(Source data)

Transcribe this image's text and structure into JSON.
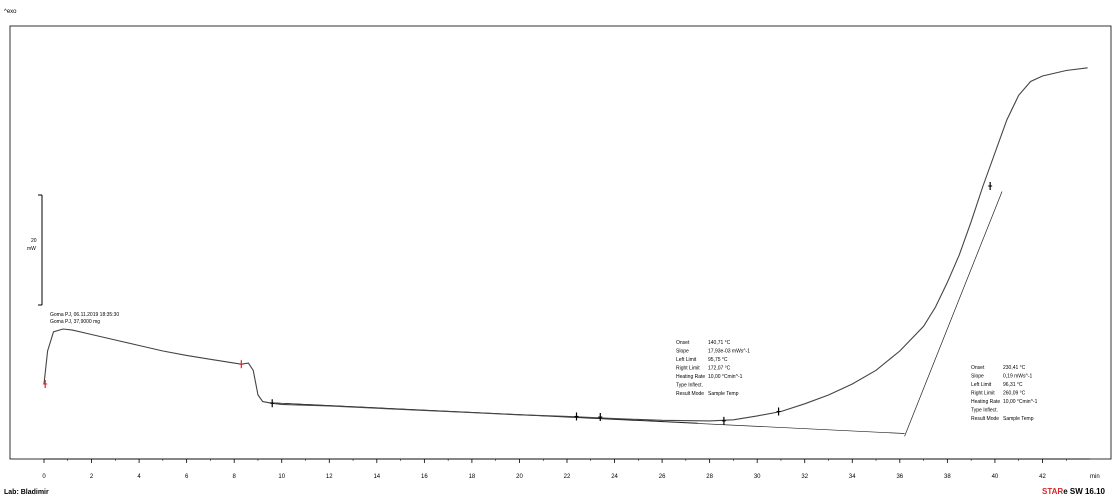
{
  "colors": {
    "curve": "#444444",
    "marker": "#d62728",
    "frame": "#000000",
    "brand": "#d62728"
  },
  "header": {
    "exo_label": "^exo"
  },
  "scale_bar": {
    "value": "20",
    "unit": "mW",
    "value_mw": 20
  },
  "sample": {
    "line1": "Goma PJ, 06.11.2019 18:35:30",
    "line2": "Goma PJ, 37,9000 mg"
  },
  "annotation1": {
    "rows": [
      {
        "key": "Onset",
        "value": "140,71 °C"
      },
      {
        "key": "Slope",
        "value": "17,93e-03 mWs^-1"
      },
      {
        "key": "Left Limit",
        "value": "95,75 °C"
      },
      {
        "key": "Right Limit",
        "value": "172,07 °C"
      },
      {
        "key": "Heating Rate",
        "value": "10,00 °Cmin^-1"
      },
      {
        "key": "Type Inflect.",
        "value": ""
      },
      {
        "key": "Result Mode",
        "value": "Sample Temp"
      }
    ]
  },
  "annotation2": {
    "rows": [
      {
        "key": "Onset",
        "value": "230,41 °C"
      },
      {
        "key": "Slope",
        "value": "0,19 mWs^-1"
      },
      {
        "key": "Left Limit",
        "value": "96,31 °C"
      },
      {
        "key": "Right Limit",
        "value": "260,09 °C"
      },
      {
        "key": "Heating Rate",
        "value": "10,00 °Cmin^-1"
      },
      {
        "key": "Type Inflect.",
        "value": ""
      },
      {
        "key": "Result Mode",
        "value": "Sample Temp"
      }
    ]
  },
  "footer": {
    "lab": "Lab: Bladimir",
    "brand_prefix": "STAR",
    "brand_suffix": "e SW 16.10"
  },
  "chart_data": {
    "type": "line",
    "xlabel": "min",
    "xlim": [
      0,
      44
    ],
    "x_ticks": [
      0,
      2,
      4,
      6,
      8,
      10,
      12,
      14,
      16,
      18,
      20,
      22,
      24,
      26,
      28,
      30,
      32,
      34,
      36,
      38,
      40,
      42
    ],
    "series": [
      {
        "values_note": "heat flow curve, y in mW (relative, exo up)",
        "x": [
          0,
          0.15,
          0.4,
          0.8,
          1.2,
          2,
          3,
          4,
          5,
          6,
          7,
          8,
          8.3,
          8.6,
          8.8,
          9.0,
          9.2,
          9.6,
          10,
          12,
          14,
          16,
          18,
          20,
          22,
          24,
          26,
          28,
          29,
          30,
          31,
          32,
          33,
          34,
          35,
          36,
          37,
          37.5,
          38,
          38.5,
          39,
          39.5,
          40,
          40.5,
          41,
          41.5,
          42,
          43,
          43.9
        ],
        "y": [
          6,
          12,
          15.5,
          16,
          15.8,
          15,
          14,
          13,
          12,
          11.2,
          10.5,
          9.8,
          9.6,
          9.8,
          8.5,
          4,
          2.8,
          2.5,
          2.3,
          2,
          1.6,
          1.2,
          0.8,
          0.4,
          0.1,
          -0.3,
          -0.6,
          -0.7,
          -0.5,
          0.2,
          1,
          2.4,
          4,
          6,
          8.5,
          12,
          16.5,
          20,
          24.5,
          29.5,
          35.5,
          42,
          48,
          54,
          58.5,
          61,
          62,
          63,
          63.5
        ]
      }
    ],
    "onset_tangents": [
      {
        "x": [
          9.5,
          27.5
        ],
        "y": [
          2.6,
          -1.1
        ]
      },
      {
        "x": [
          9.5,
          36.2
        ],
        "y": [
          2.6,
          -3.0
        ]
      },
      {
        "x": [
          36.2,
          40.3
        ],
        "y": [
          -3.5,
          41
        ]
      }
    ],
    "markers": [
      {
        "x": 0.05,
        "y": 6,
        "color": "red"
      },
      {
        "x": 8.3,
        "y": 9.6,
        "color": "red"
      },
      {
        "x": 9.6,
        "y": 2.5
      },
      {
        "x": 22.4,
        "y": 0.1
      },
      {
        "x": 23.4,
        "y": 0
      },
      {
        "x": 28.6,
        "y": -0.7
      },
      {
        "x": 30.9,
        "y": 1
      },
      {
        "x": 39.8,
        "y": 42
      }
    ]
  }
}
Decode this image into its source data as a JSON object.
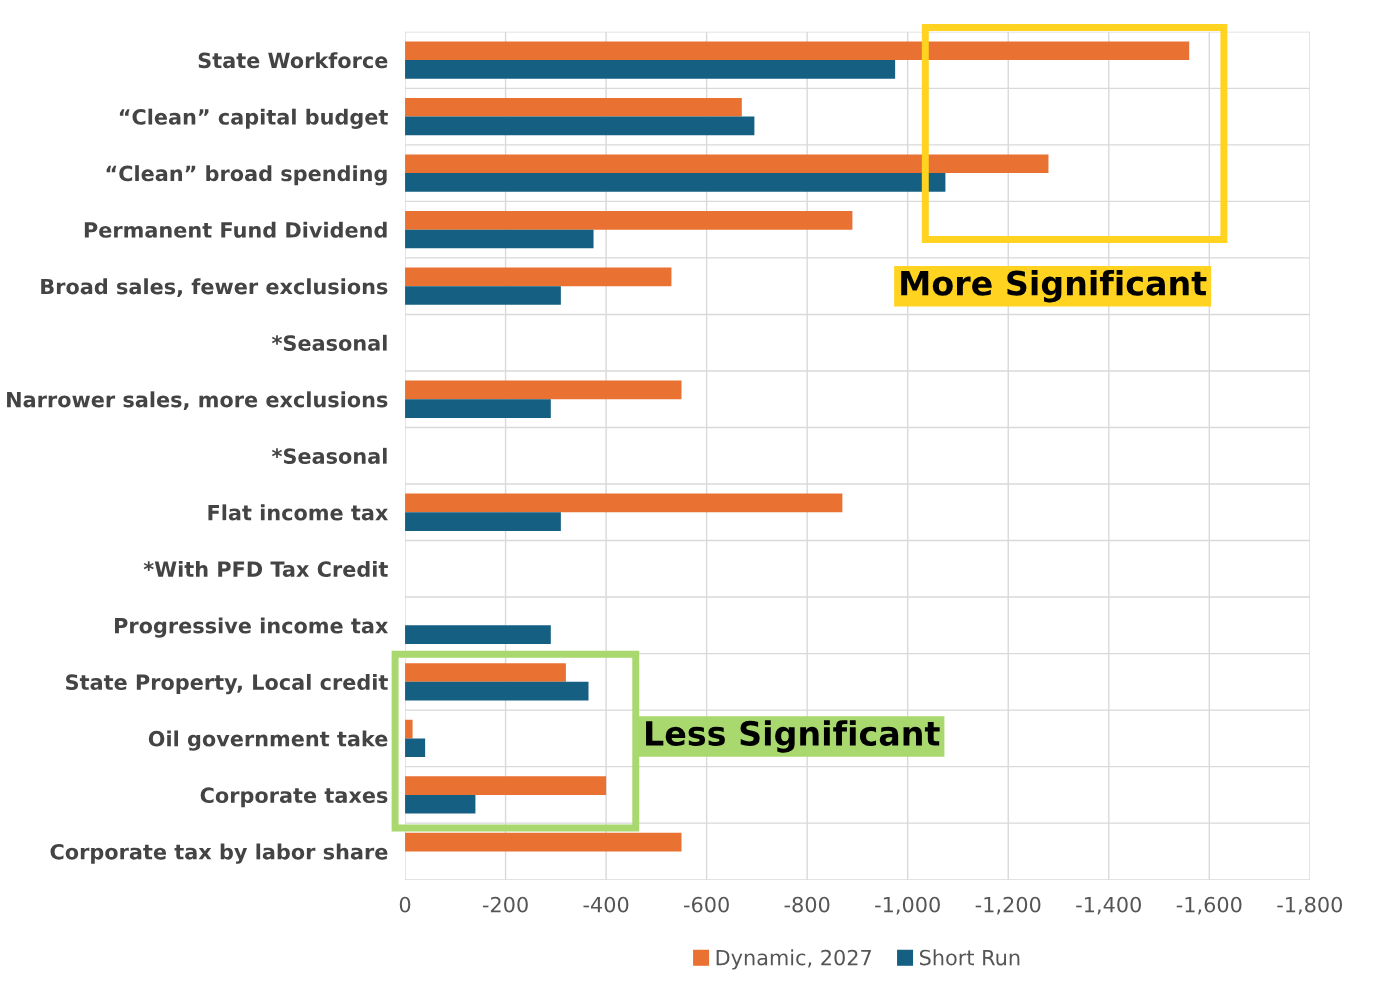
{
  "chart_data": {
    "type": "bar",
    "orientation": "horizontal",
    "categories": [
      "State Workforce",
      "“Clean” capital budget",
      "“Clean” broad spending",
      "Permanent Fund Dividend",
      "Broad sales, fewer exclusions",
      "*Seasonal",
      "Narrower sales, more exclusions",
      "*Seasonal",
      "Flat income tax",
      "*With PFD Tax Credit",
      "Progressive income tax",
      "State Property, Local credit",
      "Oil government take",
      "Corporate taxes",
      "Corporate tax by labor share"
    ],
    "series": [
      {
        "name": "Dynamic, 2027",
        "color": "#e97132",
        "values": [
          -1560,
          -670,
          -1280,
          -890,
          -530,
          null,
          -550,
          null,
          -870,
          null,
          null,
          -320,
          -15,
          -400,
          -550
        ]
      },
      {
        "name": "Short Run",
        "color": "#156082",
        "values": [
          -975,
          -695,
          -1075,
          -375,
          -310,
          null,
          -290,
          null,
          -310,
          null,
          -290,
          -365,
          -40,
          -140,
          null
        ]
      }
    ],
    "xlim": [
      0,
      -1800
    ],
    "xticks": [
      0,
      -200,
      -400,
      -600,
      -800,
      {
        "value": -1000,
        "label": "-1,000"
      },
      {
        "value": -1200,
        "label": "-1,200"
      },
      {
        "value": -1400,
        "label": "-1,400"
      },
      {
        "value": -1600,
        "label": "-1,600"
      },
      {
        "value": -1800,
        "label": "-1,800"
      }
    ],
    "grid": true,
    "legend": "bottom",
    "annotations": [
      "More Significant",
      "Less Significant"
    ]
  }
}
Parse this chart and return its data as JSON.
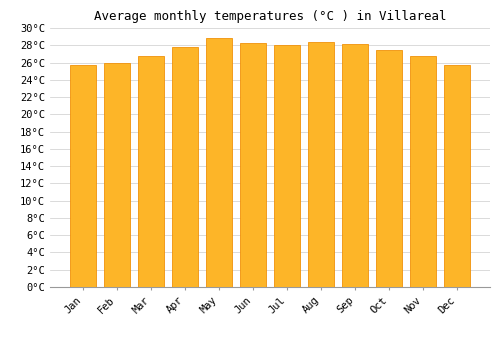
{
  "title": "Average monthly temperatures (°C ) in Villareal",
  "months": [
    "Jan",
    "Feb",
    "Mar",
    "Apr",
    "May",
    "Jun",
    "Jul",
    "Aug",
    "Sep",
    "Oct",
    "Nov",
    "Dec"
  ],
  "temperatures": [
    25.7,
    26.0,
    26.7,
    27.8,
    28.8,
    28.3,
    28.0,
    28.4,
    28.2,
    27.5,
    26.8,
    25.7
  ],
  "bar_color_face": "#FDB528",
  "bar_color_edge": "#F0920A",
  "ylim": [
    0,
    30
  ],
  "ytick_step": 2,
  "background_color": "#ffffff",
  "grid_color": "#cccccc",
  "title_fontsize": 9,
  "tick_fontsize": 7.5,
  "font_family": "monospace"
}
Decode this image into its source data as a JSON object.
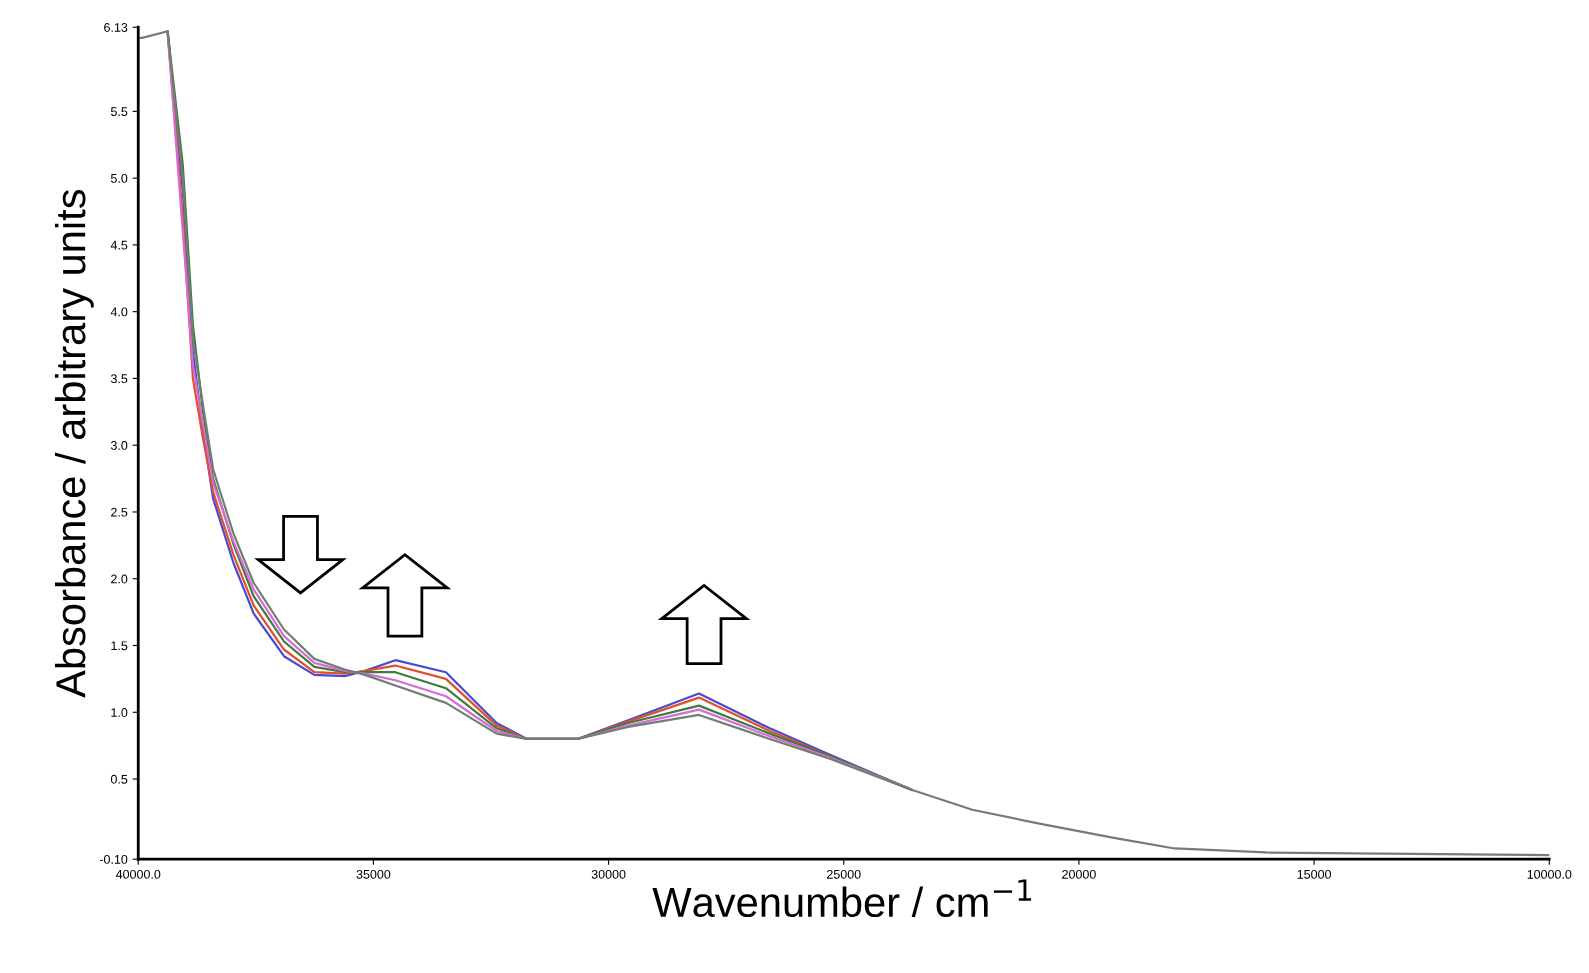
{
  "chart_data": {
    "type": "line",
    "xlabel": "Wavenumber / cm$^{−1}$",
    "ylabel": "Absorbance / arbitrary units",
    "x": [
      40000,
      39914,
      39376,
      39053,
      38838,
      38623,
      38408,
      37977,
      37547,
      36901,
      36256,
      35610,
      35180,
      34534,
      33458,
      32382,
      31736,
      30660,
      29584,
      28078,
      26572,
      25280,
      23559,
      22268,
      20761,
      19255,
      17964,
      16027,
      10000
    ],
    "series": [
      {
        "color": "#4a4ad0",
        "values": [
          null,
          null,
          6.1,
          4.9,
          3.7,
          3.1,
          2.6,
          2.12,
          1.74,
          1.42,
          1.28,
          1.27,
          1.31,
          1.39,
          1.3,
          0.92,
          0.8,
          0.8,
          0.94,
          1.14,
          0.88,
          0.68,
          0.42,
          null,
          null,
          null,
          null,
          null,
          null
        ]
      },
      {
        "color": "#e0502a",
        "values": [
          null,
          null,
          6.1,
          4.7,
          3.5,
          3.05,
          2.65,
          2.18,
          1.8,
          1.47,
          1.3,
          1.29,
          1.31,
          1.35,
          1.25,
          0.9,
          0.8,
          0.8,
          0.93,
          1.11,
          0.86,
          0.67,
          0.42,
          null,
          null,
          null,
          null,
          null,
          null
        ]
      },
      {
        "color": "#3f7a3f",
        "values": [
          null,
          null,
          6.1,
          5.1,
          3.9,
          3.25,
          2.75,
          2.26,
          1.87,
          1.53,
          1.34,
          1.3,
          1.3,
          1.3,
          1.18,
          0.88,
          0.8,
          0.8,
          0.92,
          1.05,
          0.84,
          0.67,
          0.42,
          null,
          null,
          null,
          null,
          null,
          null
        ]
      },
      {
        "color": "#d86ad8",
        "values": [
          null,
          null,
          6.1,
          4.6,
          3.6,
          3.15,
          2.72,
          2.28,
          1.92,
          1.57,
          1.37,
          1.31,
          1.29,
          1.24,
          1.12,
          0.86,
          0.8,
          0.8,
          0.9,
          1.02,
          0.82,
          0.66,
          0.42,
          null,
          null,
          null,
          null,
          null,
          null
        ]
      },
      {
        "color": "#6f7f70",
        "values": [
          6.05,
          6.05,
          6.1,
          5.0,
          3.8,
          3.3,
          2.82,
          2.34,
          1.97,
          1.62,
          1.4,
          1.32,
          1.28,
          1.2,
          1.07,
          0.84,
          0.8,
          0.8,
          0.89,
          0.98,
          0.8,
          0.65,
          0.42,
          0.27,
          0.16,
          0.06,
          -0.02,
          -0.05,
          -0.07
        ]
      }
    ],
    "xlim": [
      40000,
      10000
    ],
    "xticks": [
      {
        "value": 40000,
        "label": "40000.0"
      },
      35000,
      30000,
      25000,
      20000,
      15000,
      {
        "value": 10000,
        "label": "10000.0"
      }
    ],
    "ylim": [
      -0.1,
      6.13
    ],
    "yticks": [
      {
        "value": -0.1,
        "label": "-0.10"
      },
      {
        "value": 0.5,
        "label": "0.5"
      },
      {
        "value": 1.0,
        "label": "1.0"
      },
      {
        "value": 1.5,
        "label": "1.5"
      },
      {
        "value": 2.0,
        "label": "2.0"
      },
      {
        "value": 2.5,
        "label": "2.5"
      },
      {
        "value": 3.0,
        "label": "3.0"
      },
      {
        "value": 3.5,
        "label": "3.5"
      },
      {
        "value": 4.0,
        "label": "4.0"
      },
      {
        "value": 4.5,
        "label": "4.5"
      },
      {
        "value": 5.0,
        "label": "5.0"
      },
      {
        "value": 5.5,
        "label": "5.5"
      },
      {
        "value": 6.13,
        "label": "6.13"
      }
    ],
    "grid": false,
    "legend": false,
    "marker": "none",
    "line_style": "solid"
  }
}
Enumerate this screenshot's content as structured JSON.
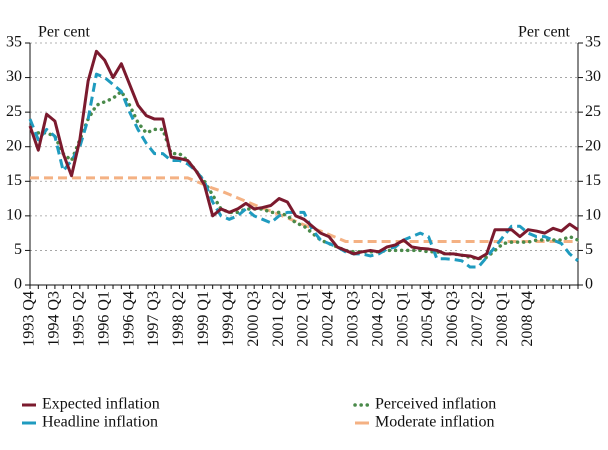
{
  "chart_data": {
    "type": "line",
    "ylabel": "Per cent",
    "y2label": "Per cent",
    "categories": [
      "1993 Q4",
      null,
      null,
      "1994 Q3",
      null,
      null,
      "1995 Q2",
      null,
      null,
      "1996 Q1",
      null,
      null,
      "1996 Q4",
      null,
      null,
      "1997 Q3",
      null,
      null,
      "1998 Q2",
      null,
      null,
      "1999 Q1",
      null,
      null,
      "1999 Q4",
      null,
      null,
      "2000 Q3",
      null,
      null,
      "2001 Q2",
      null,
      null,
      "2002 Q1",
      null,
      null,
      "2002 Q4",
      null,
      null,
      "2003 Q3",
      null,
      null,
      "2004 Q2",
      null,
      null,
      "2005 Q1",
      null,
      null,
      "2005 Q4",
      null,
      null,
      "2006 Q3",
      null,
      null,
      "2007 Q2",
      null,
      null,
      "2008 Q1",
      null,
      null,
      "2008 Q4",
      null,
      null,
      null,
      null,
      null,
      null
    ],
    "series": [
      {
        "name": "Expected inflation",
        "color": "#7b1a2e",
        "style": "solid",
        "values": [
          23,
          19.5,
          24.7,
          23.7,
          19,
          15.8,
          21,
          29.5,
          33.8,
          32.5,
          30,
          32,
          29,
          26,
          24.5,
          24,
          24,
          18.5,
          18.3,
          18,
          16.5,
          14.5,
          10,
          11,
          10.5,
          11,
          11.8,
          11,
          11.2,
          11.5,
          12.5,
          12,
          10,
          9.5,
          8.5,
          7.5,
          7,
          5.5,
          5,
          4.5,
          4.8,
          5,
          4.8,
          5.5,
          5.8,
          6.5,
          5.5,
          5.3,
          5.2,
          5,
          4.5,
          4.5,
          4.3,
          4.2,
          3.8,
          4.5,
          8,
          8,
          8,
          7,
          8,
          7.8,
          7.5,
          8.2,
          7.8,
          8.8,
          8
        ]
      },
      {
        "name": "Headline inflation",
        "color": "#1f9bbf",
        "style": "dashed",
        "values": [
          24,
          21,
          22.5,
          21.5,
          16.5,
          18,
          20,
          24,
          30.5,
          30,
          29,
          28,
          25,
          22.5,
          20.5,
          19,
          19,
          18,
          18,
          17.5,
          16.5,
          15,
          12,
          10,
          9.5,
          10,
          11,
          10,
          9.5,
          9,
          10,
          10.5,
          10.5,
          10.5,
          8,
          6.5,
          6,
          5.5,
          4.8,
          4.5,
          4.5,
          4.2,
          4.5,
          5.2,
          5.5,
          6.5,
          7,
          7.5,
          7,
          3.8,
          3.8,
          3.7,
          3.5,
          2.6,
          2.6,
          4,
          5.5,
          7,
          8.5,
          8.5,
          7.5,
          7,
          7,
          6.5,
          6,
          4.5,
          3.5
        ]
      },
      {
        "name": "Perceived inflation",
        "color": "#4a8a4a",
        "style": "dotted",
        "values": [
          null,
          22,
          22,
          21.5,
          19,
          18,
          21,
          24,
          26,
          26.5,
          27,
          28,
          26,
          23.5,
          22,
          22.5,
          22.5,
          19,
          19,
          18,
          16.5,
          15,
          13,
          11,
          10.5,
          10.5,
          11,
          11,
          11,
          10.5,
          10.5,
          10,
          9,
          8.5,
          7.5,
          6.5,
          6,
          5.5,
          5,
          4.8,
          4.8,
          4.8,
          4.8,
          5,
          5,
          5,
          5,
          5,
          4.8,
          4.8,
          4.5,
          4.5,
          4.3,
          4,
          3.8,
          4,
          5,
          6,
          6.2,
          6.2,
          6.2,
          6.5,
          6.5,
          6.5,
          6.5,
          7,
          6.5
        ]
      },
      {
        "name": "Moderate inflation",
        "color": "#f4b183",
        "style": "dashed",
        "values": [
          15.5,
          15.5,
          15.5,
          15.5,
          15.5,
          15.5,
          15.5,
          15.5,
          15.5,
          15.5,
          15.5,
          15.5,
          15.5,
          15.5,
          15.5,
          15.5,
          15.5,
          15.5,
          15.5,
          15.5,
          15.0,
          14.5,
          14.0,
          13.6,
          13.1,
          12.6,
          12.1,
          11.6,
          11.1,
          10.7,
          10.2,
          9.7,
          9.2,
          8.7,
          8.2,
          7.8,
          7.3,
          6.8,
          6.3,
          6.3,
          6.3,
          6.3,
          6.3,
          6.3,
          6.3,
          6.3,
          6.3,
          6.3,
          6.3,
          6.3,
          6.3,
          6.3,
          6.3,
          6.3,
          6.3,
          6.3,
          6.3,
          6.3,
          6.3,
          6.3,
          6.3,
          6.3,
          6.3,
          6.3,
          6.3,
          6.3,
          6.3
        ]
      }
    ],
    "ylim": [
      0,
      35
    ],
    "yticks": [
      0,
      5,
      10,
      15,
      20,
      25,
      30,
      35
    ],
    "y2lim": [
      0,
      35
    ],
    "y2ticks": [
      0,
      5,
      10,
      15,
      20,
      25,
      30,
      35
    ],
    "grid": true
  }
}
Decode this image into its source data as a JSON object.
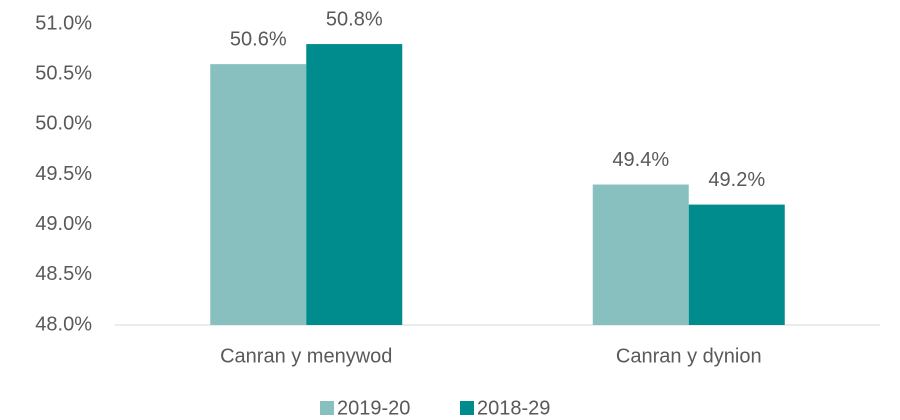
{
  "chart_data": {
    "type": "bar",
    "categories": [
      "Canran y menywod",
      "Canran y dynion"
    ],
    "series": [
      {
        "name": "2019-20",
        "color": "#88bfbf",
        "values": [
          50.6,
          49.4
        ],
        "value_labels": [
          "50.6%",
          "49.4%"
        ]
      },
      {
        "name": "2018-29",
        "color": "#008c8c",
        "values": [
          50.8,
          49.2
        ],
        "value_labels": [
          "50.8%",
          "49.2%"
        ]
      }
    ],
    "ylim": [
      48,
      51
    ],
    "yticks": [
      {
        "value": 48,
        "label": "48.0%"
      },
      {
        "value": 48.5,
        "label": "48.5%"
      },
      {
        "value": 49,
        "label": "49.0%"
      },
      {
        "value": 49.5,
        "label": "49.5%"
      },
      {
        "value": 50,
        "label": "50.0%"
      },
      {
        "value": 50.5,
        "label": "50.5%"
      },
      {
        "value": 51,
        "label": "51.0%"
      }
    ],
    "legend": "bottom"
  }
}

- [Challenge] Where does the word "ylabel" appear in the listing? List each line that holds it.

- [Worked answer]
    "ylabel": "Absorbance / arbitrary units",
    "ylabel": "Per cent",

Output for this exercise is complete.